> Dataset entries on figures:
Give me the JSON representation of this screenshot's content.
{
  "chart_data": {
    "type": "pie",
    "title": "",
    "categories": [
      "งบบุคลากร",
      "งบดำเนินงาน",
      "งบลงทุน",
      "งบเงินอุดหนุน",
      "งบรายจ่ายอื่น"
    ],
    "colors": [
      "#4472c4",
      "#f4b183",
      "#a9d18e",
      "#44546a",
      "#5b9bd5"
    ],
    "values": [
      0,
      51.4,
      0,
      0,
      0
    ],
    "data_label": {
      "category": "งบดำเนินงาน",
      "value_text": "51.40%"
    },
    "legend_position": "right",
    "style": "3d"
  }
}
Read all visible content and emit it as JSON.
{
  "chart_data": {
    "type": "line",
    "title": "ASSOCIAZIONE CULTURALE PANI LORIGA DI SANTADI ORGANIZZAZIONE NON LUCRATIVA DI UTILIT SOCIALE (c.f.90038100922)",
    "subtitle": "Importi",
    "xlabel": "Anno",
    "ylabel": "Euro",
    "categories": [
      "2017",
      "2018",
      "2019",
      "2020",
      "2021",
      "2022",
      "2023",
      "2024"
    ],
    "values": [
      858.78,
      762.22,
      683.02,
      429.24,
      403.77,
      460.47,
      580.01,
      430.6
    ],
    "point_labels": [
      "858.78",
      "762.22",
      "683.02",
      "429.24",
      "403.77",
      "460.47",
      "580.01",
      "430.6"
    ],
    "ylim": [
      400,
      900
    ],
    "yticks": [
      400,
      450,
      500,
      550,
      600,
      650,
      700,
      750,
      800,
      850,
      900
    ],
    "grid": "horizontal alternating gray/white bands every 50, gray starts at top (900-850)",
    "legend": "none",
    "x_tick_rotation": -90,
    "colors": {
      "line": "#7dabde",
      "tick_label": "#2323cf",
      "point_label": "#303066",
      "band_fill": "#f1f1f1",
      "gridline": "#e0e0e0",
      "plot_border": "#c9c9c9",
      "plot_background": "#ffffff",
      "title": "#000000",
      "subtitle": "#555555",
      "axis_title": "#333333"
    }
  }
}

> YOUR GOAL: Track down every line holding the string "content" and copy it.

> SOLUTION FOR THIS EXERCISE:
Give me the JSON representation of this screenshot's content.
Read all visible content and emit it as JSON.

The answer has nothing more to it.